§ **Problem statement**
Transcribe the records below exactly, leaving out any pictures.

§ **Data records**
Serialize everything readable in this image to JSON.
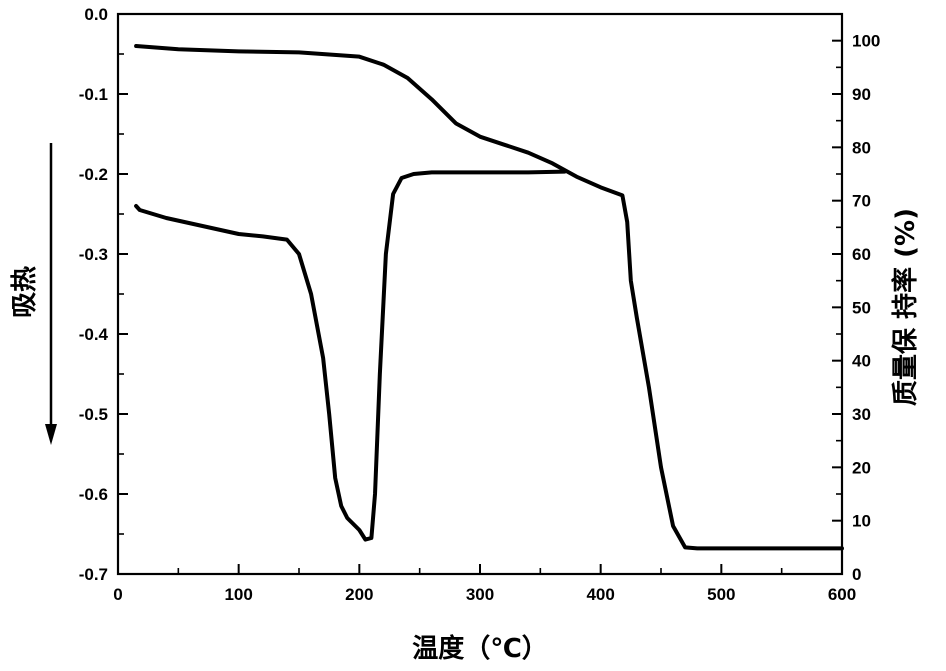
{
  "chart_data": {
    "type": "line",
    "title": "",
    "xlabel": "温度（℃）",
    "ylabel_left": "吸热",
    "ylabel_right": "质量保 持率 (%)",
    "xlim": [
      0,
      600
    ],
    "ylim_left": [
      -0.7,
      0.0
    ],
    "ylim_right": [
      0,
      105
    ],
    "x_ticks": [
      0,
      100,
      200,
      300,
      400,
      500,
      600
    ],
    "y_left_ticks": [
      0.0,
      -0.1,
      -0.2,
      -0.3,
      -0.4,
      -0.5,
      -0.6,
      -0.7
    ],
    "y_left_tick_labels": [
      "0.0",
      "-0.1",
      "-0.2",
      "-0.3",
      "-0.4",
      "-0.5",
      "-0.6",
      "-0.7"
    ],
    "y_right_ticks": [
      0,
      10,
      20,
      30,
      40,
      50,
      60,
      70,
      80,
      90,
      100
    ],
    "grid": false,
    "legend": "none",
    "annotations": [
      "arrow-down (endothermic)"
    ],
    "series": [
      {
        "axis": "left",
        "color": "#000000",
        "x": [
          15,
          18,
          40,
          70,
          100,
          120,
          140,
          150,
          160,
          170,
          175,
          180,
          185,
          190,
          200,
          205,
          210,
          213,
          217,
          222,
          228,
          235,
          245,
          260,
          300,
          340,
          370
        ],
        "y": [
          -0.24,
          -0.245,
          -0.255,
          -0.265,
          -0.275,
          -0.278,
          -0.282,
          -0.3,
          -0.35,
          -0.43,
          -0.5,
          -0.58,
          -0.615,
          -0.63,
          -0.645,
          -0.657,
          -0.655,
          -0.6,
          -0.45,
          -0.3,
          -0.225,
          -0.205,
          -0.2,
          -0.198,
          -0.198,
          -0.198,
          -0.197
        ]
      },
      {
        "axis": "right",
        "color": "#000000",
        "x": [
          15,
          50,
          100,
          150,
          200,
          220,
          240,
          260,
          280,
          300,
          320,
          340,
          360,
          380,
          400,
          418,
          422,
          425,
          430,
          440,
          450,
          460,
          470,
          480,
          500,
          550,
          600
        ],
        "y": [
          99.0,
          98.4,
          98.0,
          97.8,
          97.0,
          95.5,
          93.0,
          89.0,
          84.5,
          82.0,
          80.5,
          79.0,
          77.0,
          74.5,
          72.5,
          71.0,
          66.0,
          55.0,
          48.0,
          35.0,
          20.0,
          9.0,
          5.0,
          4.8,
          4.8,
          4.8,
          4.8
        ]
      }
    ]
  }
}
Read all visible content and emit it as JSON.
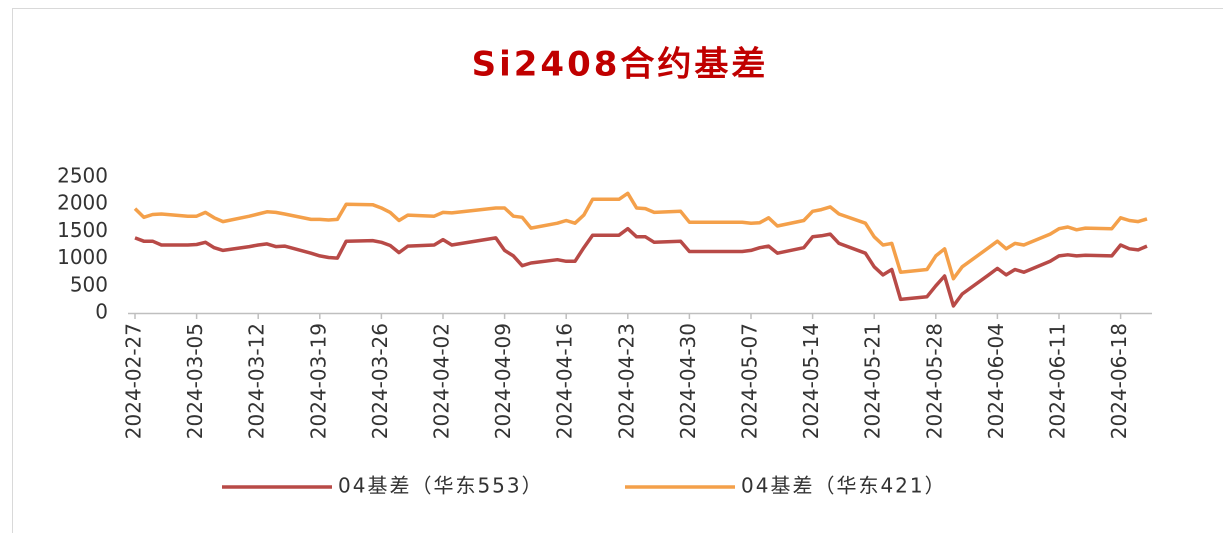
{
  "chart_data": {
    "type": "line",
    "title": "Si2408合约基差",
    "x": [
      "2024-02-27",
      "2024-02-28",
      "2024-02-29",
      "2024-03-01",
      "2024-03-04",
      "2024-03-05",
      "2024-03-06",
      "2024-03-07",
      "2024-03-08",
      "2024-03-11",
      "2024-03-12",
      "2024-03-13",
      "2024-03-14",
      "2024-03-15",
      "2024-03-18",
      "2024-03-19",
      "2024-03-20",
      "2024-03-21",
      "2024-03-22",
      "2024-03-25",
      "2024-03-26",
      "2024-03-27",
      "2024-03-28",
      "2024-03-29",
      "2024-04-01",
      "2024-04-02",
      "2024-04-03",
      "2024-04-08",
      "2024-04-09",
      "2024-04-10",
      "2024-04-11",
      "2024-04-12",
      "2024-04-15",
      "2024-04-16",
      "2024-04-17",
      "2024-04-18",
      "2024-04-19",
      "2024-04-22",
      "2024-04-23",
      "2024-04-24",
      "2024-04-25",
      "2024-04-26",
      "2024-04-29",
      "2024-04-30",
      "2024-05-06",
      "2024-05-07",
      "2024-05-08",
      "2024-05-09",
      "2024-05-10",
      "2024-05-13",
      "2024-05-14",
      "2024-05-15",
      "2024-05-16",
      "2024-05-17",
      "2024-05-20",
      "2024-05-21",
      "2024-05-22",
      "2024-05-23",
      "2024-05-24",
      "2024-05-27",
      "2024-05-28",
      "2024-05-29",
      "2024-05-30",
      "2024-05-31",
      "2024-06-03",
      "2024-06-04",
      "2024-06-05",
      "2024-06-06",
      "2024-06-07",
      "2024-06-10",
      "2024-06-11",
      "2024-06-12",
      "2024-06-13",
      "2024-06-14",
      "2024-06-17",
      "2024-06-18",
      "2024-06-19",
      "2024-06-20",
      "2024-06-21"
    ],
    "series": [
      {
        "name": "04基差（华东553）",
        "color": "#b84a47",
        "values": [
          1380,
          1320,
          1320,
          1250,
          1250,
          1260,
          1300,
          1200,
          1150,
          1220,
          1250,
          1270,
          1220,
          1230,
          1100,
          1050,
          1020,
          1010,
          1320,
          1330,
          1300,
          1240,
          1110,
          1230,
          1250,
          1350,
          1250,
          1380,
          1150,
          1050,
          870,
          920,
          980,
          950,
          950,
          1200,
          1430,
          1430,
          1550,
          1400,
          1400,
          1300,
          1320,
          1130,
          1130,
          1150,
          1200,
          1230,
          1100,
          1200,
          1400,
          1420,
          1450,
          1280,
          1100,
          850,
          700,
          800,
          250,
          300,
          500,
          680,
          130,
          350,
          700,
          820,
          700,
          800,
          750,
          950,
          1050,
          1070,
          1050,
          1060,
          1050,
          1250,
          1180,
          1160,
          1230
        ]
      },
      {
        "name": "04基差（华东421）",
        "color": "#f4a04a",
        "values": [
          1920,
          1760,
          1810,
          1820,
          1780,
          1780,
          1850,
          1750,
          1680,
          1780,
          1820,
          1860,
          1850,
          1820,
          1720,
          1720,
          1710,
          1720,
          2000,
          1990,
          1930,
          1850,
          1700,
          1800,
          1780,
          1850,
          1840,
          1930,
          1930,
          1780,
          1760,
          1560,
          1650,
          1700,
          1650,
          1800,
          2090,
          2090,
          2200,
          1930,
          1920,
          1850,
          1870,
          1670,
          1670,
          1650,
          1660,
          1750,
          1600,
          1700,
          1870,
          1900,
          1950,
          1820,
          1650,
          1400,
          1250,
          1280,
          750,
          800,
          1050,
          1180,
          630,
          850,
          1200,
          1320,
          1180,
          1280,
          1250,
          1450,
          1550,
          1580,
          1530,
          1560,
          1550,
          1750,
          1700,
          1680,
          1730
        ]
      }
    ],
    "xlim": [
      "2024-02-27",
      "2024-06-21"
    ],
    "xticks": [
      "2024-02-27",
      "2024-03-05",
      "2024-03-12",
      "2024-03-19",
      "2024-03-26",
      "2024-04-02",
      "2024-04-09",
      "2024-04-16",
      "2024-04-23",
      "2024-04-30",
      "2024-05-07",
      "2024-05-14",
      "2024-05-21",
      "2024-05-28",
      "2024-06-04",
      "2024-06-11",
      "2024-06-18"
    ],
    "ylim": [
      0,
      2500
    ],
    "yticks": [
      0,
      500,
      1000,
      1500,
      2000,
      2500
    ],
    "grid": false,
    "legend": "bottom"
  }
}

§ **Complete response**
Serialize everything readable in this image to JSON.
{
  "chart_data": {
    "type": "line",
    "title": "",
    "xlabel": "温度（℃）",
    "ylabel_left": "吸热",
    "ylabel_right": "质量保 持率 (%)",
    "xlim": [
      0,
      600
    ],
    "ylim_left": [
      -0.7,
      0.0
    ],
    "ylim_right": [
      0,
      105
    ],
    "x_ticks": [
      0,
      100,
      200,
      300,
      400,
      500,
      600
    ],
    "y_left_ticks": [
      0.0,
      -0.1,
      -0.2,
      -0.3,
      -0.4,
      -0.5,
      -0.6,
      -0.7
    ],
    "y_left_tick_labels": [
      "0.0",
      "-0.1",
      "-0.2",
      "-0.3",
      "-0.4",
      "-0.5",
      "-0.6",
      "-0.7"
    ],
    "y_right_ticks": [
      0,
      10,
      20,
      30,
      40,
      50,
      60,
      70,
      80,
      90,
      100
    ],
    "grid": false,
    "legend": "none",
    "annotations": [
      "arrow-down (endothermic)"
    ],
    "series": [
      {
        "axis": "left",
        "color": "#000000",
        "x": [
          15,
          18,
          40,
          70,
          100,
          120,
          140,
          150,
          160,
          170,
          175,
          180,
          185,
          190,
          200,
          205,
          210,
          213,
          217,
          222,
          228,
          235,
          245,
          260,
          300,
          340,
          370
        ],
        "y": [
          -0.24,
          -0.245,
          -0.255,
          -0.265,
          -0.275,
          -0.278,
          -0.282,
          -0.3,
          -0.35,
          -0.43,
          -0.5,
          -0.58,
          -0.615,
          -0.63,
          -0.645,
          -0.657,
          -0.655,
          -0.6,
          -0.45,
          -0.3,
          -0.225,
          -0.205,
          -0.2,
          -0.198,
          -0.198,
          -0.198,
          -0.197
        ]
      },
      {
        "axis": "right",
        "color": "#000000",
        "x": [
          15,
          50,
          100,
          150,
          200,
          220,
          240,
          260,
          280,
          300,
          320,
          340,
          360,
          380,
          400,
          418,
          422,
          425,
          430,
          440,
          450,
          460,
          470,
          480,
          500,
          550,
          600
        ],
        "y": [
          99.0,
          98.4,
          98.0,
          97.8,
          97.0,
          95.5,
          93.0,
          89.0,
          84.5,
          82.0,
          80.5,
          79.0,
          77.0,
          74.5,
          72.5,
          71.0,
          66.0,
          55.0,
          48.0,
          35.0,
          20.0,
          9.0,
          5.0,
          4.8,
          4.8,
          4.8,
          4.8
        ]
      }
    ]
  }
}
Read all visible content and emit it as JSON.
{
  "chart_data": {
    "type": "line",
    "title": "Si2408合约基差",
    "x": [
      "2024-02-27",
      "2024-02-28",
      "2024-02-29",
      "2024-03-01",
      "2024-03-04",
      "2024-03-05",
      "2024-03-06",
      "2024-03-07",
      "2024-03-08",
      "2024-03-11",
      "2024-03-12",
      "2024-03-13",
      "2024-03-14",
      "2024-03-15",
      "2024-03-18",
      "2024-03-19",
      "2024-03-20",
      "2024-03-21",
      "2024-03-22",
      "2024-03-25",
      "2024-03-26",
      "2024-03-27",
      "2024-03-28",
      "2024-03-29",
      "2024-04-01",
      "2024-04-02",
      "2024-04-03",
      "2024-04-08",
      "2024-04-09",
      "2024-04-10",
      "2024-04-11",
      "2024-04-12",
      "2024-04-15",
      "2024-04-16",
      "2024-04-17",
      "2024-04-18",
      "2024-04-19",
      "2024-04-22",
      "2024-04-23",
      "2024-04-24",
      "2024-04-25",
      "2024-04-26",
      "2024-04-29",
      "2024-04-30",
      "2024-05-06",
      "2024-05-07",
      "2024-05-08",
      "2024-05-09",
      "2024-05-10",
      "2024-05-13",
      "2024-05-14",
      "2024-05-15",
      "2024-05-16",
      "2024-05-17",
      "2024-05-20",
      "2024-05-21",
      "2024-05-22",
      "2024-05-23",
      "2024-05-24",
      "2024-05-27",
      "2024-05-28",
      "2024-05-29",
      "2024-05-30",
      "2024-05-31",
      "2024-06-03",
      "2024-06-04",
      "2024-06-05",
      "2024-06-06",
      "2024-06-07",
      "2024-06-10",
      "2024-06-11",
      "2024-06-12",
      "2024-06-13",
      "2024-06-14",
      "2024-06-17",
      "2024-06-18",
      "2024-06-19",
      "2024-06-20",
      "2024-06-21"
    ],
    "series": [
      {
        "name": "04基差（华东553）",
        "color": "#b84a47",
        "values": [
          1380,
          1320,
          1320,
          1250,
          1250,
          1260,
          1300,
          1200,
          1150,
          1220,
          1250,
          1270,
          1220,
          1230,
          1100,
          1050,
          1020,
          1010,
          1320,
          1330,
          1300,
          1240,
          1110,
          1230,
          1250,
          1350,
          1250,
          1380,
          1150,
          1050,
          870,
          920,
          980,
          950,
          950,
          1200,
          1430,
          1430,
          1550,
          1400,
          1400,
          1300,
          1320,
          1130,
          1130,
          1150,
          1200,
          1230,
          1100,
          1200,
          1400,
          1420,
          1450,
          1280,
          1100,
          850,
          700,
          800,
          250,
          300,
          500,
          680,
          130,
          350,
          700,
          820,
          700,
          800,
          750,
          950,
          1050,
          1070,
          1050,
          1060,
          1050,
          1250,
          1180,
          1160,
          1230
        ]
      },
      {
        "name": "04基差（华东421）",
        "color": "#f4a04a",
        "values": [
          1920,
          1760,
          1810,
          1820,
          1780,
          1780,
          1850,
          1750,
          1680,
          1780,
          1820,
          1860,
          1850,
          1820,
          1720,
          1720,
          1710,
          1720,
          2000,
          1990,
          1930,
          1850,
          1700,
          1800,
          1780,
          1850,
          1840,
          1930,
          1930,
          1780,
          1760,
          1560,
          1650,
          1700,
          1650,
          1800,
          2090,
          2090,
          2200,
          1930,
          1920,
          1850,
          1870,
          1670,
          1670,
          1650,
          1660,
          1750,
          1600,
          1700,
          1870,
          1900,
          1950,
          1820,
          1650,
          1400,
          1250,
          1280,
          750,
          800,
          1050,
          1180,
          630,
          850,
          1200,
          1320,
          1180,
          1280,
          1250,
          1450,
          1550,
          1580,
          1530,
          1560,
          1550,
          1750,
          1700,
          1680,
          1730
        ]
      }
    ],
    "xlim": [
      "2024-02-27",
      "2024-06-21"
    ],
    "xticks": [
      "2024-02-27",
      "2024-03-05",
      "2024-03-12",
      "2024-03-19",
      "2024-03-26",
      "2024-04-02",
      "2024-04-09",
      "2024-04-16",
      "2024-04-23",
      "2024-04-30",
      "2024-05-07",
      "2024-05-14",
      "2024-05-21",
      "2024-05-28",
      "2024-06-04",
      "2024-06-11",
      "2024-06-18"
    ],
    "ylim": [
      0,
      2500
    ],
    "yticks": [
      0,
      500,
      1000,
      1500,
      2000,
      2500
    ],
    "grid": false,
    "legend": "bottom"
  }
}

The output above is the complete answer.